### Written exercise
Collect all lines from the listing that include the string "text".

Stored records
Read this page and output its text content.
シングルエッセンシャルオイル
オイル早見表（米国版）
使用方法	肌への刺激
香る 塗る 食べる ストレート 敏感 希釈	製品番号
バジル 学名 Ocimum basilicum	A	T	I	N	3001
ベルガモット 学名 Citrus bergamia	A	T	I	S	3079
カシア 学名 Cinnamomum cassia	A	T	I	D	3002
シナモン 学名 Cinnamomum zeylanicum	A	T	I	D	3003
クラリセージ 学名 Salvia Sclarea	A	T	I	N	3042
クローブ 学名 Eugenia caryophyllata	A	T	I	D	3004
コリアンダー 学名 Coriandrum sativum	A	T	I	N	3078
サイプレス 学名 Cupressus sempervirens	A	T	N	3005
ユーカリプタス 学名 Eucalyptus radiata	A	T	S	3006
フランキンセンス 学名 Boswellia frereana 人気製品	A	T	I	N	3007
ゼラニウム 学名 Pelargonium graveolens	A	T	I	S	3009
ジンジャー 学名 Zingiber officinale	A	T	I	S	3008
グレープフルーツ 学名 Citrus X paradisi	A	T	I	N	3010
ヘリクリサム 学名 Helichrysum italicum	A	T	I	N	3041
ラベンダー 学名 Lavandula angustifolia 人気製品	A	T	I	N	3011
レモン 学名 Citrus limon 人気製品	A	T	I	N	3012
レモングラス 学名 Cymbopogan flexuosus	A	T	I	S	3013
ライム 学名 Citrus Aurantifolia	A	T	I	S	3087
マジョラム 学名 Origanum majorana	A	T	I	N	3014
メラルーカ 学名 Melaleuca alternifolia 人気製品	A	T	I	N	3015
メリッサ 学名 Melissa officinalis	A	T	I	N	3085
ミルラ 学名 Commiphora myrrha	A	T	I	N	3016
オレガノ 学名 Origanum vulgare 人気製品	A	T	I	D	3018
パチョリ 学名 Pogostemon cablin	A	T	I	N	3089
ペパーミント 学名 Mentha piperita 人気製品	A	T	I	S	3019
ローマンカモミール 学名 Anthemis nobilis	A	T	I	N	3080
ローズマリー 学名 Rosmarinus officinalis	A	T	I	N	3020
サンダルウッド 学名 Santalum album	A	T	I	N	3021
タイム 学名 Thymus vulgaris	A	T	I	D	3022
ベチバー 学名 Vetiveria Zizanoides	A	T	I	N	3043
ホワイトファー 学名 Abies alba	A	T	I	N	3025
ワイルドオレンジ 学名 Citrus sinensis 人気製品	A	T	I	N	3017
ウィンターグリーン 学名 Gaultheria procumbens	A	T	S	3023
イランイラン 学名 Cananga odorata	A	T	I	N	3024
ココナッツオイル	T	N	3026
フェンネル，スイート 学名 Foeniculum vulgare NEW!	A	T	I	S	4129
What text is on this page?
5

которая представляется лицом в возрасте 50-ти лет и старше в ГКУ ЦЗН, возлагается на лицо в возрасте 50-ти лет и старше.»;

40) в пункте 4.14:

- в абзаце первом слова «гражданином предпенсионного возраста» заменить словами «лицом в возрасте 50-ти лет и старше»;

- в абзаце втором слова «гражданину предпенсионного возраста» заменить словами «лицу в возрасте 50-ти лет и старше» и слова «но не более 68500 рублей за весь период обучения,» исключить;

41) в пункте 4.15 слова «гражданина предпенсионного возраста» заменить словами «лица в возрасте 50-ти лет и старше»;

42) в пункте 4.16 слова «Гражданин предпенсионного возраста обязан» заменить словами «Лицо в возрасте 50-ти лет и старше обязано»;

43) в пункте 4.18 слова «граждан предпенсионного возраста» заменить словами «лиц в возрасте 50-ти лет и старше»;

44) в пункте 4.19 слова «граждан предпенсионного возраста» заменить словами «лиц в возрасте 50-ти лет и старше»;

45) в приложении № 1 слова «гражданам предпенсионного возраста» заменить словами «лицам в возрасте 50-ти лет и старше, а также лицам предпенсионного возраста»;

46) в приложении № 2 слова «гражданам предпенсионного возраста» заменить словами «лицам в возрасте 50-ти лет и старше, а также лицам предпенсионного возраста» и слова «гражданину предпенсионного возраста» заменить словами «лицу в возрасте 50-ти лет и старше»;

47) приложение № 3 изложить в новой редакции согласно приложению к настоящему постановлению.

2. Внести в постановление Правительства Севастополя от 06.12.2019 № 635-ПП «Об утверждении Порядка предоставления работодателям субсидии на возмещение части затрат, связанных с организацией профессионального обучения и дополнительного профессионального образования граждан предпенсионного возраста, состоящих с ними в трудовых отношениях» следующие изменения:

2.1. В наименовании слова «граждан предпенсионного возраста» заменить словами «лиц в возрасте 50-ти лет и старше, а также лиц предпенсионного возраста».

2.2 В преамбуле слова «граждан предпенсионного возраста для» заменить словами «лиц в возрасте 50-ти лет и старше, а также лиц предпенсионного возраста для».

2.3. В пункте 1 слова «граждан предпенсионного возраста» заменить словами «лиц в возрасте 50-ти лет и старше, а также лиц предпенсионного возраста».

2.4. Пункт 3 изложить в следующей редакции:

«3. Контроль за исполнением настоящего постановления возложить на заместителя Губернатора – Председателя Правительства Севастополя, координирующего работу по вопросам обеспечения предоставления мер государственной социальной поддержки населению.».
--
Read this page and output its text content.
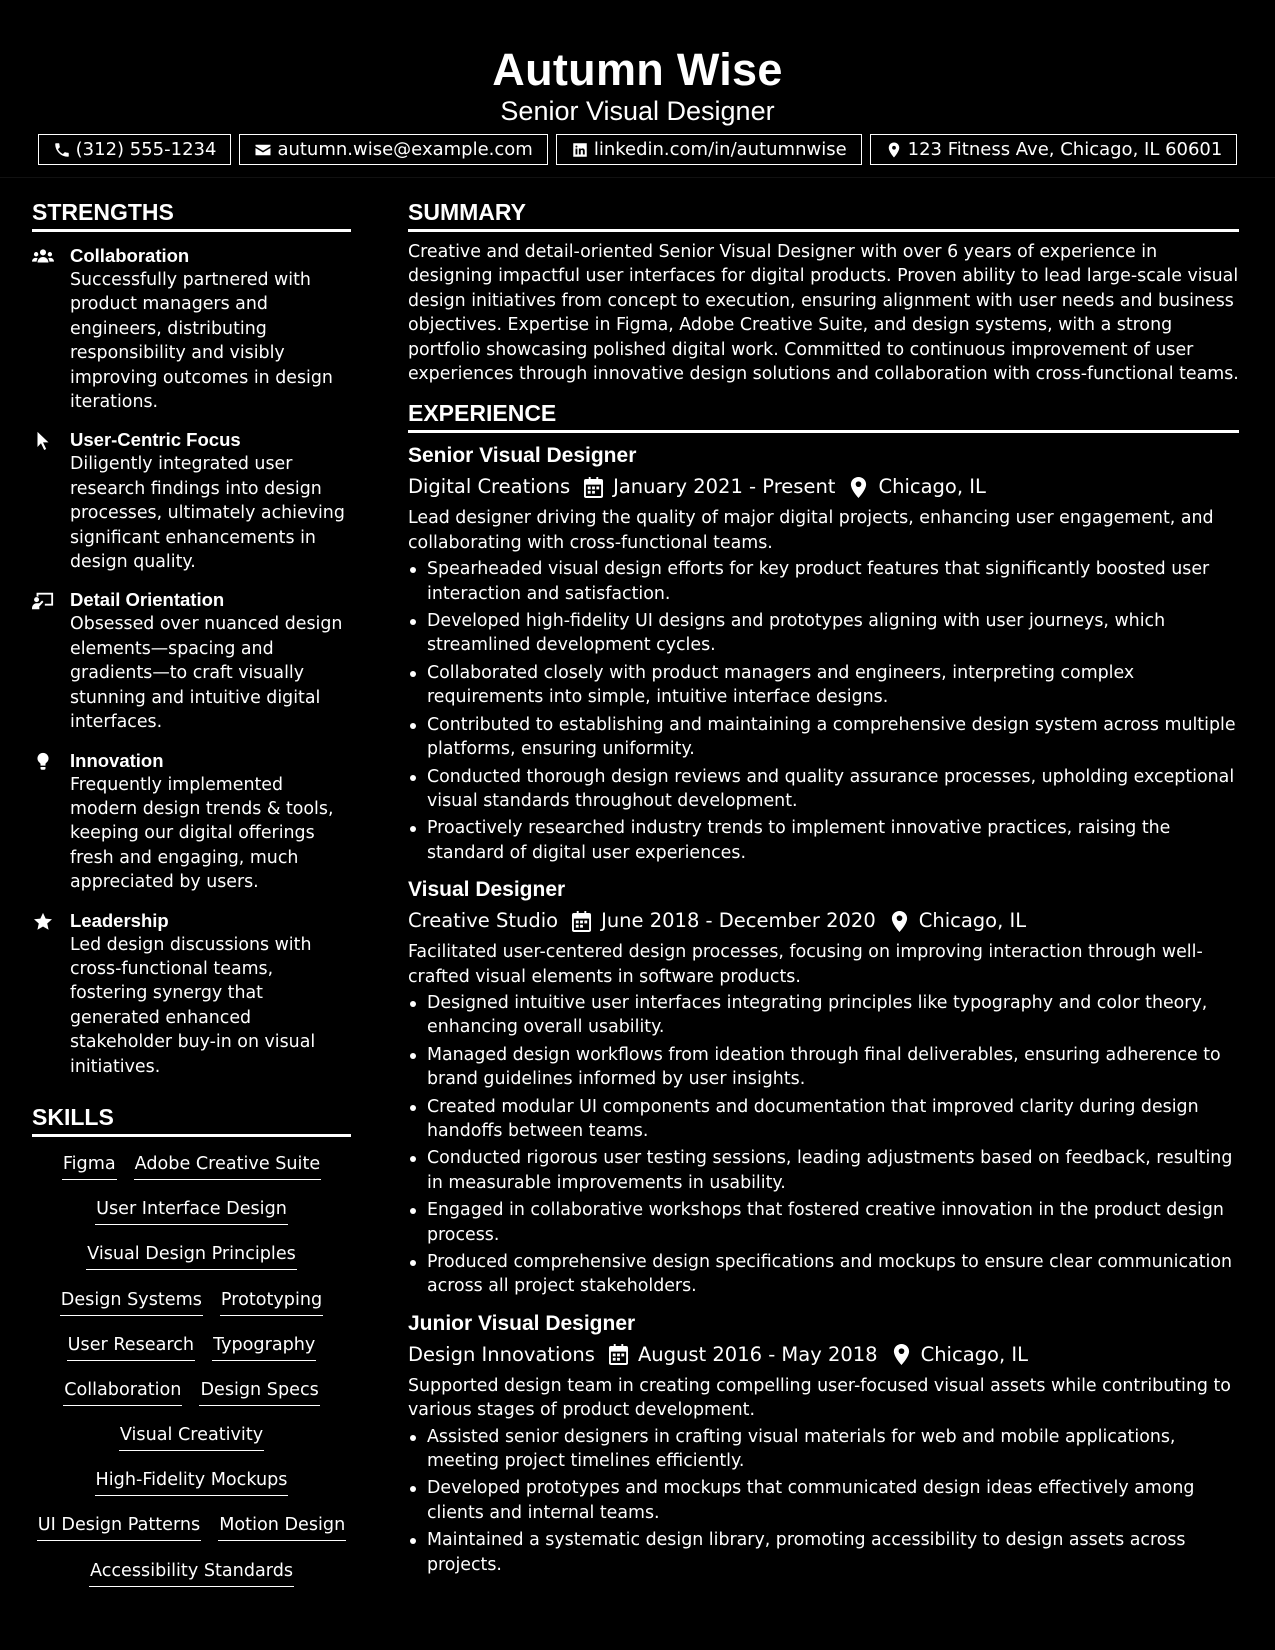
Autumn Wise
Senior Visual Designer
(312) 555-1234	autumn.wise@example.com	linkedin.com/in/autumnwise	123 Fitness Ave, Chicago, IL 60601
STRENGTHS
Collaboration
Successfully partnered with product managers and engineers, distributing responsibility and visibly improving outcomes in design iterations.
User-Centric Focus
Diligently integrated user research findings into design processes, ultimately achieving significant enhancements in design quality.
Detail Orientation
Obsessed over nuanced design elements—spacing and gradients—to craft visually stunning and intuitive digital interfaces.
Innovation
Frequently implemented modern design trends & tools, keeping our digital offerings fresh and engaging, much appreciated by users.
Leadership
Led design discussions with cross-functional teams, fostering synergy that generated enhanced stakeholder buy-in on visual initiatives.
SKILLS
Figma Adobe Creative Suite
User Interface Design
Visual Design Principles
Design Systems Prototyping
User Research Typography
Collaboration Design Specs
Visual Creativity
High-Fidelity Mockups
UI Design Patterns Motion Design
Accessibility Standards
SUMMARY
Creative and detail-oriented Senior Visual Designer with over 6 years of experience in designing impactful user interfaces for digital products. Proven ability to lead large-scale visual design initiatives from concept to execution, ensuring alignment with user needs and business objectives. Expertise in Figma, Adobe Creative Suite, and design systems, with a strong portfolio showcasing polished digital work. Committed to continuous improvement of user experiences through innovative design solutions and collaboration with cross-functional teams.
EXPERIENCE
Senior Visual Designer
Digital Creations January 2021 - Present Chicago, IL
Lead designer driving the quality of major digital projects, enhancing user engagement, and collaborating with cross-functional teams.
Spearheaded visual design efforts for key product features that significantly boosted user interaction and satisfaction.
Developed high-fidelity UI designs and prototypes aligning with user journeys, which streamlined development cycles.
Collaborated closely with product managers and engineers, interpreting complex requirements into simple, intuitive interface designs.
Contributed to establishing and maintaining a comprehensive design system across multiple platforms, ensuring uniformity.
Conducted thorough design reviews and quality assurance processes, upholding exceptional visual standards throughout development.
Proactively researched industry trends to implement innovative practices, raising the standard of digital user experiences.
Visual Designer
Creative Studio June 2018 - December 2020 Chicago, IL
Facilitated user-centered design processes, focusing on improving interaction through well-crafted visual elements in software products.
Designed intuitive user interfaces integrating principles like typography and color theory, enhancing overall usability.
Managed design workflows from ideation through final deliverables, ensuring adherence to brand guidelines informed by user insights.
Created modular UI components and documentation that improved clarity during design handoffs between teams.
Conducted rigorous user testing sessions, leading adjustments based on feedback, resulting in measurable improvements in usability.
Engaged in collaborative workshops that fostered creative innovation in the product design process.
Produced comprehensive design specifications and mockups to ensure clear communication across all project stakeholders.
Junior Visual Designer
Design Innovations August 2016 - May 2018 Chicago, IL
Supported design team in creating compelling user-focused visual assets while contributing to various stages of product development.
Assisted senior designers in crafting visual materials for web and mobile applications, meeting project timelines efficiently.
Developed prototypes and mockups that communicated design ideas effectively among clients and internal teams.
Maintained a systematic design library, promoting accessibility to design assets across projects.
---
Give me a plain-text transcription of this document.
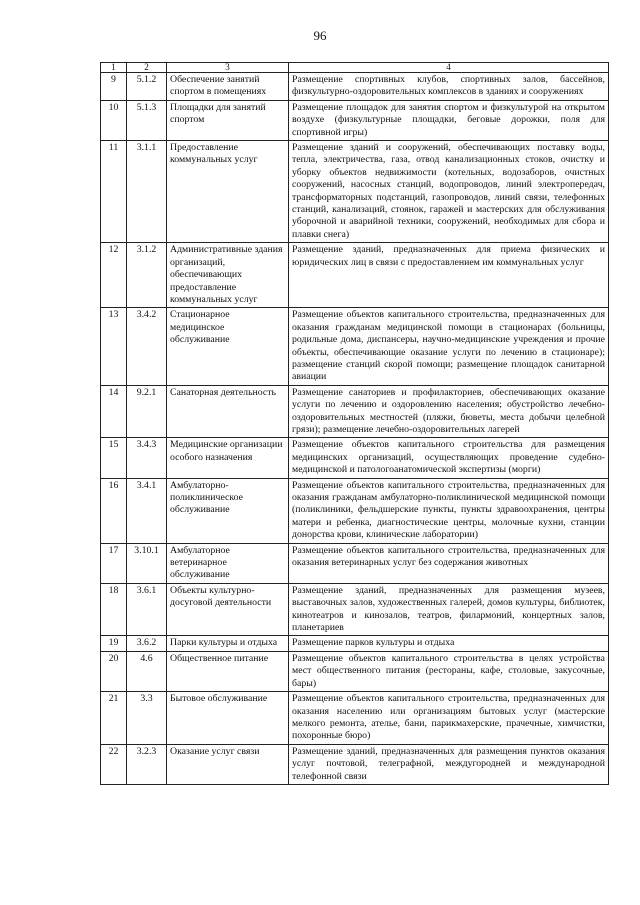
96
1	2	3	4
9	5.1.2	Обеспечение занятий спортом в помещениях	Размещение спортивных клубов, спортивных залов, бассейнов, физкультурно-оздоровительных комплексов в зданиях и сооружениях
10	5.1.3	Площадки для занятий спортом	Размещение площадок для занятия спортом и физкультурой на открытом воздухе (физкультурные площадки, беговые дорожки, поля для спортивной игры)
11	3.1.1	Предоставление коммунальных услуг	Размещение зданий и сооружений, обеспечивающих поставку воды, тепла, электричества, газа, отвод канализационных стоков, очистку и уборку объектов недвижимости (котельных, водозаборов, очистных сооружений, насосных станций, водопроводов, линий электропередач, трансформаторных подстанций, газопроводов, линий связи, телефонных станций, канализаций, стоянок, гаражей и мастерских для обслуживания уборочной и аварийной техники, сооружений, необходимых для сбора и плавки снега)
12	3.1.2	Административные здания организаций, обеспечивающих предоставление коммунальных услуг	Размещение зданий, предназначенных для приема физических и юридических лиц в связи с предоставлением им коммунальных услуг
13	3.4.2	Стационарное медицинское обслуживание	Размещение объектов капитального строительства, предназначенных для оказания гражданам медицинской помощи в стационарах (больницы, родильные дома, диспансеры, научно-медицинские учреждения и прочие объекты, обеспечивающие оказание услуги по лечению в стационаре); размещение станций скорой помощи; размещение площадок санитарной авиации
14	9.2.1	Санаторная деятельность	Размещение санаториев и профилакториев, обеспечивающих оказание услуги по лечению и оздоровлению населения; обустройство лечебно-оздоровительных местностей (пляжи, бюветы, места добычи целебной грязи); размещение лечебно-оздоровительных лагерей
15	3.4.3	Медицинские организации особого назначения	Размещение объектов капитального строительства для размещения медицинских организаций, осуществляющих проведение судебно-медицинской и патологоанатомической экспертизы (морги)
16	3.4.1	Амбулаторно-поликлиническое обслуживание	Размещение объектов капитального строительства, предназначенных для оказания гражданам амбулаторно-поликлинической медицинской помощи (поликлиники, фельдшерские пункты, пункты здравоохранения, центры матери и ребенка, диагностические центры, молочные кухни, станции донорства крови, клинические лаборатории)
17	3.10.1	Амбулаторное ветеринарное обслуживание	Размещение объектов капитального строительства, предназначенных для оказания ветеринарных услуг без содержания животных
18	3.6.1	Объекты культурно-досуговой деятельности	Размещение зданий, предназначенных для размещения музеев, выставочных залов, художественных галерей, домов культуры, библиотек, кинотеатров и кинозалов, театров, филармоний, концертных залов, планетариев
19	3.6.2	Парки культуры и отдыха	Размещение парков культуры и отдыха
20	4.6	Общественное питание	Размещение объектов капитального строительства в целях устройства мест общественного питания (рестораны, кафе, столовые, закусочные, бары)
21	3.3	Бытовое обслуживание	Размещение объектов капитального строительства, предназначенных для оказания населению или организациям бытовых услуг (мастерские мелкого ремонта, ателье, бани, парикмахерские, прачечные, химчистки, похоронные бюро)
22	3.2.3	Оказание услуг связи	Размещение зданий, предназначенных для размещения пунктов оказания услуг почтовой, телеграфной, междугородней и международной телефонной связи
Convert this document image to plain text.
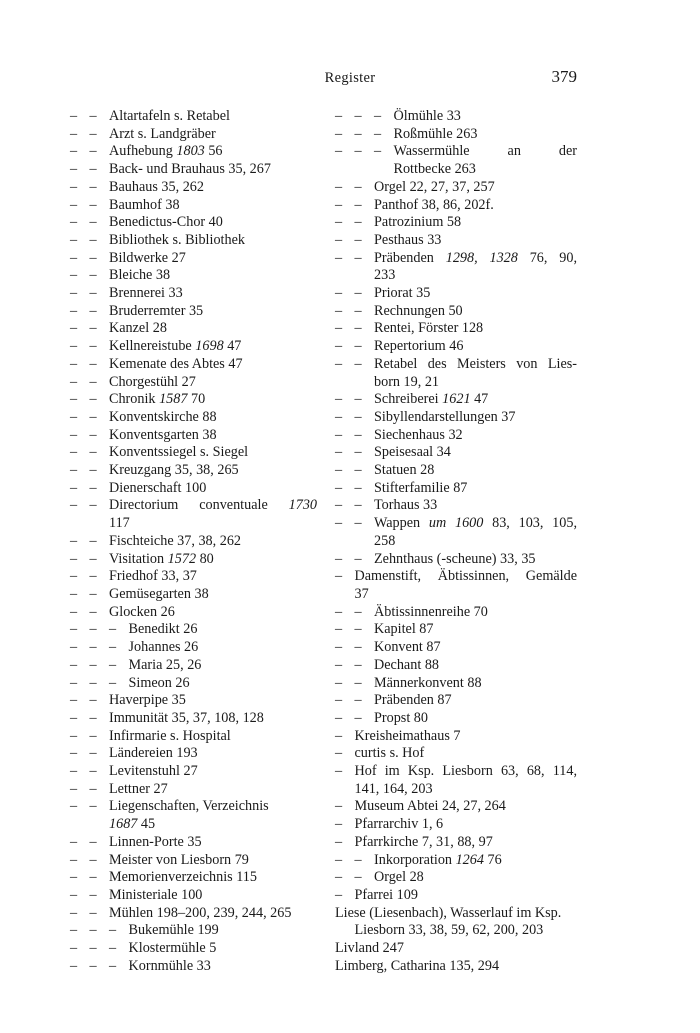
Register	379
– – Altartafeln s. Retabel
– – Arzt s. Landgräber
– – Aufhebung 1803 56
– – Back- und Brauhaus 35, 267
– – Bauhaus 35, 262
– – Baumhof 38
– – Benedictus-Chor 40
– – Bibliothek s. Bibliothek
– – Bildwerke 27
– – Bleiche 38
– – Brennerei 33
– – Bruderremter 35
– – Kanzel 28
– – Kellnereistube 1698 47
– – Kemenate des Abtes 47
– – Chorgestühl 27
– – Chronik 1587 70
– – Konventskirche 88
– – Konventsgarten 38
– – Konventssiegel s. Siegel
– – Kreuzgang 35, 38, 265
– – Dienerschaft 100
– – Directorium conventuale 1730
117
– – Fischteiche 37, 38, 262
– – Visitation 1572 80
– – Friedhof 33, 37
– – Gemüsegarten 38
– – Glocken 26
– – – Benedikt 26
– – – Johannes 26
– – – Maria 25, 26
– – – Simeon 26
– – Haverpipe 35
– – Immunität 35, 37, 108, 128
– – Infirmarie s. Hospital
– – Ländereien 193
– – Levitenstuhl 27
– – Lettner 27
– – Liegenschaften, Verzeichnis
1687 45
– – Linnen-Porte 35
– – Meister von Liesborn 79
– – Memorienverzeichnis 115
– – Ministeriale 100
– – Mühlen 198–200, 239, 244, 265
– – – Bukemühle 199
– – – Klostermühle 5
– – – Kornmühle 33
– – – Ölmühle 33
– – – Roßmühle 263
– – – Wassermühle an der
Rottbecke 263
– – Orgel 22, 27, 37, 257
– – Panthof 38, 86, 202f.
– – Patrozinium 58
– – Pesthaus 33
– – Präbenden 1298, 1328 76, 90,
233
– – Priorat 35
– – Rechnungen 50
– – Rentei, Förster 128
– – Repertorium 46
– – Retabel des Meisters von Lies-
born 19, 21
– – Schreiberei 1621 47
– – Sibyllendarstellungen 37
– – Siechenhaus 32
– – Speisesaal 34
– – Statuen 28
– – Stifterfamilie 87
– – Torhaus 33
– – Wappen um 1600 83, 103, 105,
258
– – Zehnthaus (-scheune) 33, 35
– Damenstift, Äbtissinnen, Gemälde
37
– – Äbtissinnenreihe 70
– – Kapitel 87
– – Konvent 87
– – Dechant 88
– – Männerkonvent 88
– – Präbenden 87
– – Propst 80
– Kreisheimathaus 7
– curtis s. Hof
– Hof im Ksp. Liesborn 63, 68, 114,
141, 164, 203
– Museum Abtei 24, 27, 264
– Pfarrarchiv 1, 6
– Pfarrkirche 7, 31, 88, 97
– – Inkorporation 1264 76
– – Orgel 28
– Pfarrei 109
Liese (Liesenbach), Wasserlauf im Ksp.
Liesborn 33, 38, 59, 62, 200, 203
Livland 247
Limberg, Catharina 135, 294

### The response
Read this page and output its text content.
What text is on this page?
Read this page and output its text content.
Give me a plain-text transcription of this document.
Convert this document image to plain text.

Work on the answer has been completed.